▶ What is required
In the records below, tally every line containing "Strani". Report only the total.

Saved entries:
▬▬▬▬▬▬▬▬▬▬

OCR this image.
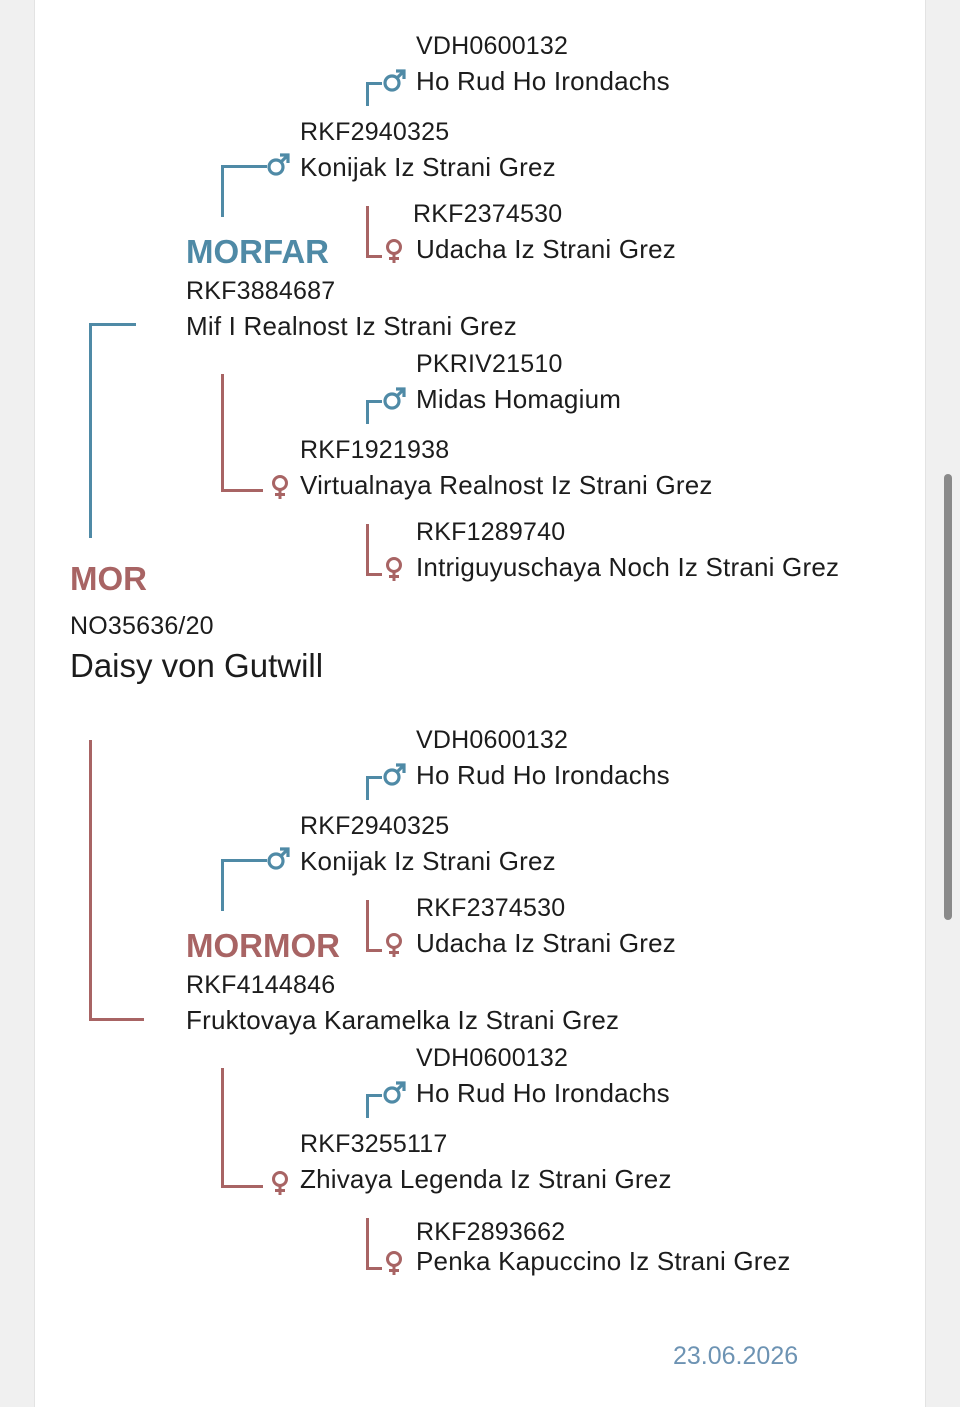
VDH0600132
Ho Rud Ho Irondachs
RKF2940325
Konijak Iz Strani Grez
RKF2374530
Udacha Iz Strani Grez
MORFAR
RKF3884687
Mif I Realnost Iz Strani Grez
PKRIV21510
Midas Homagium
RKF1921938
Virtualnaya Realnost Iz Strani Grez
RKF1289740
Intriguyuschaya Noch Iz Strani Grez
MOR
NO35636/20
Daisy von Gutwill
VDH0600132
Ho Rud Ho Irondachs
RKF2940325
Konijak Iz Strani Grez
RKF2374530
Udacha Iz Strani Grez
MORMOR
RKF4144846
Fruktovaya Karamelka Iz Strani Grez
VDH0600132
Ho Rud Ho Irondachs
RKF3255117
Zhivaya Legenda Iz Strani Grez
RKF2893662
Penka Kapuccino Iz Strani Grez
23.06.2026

▬▬▬▬▬▬▬▬▬▬

▶ Completed task
10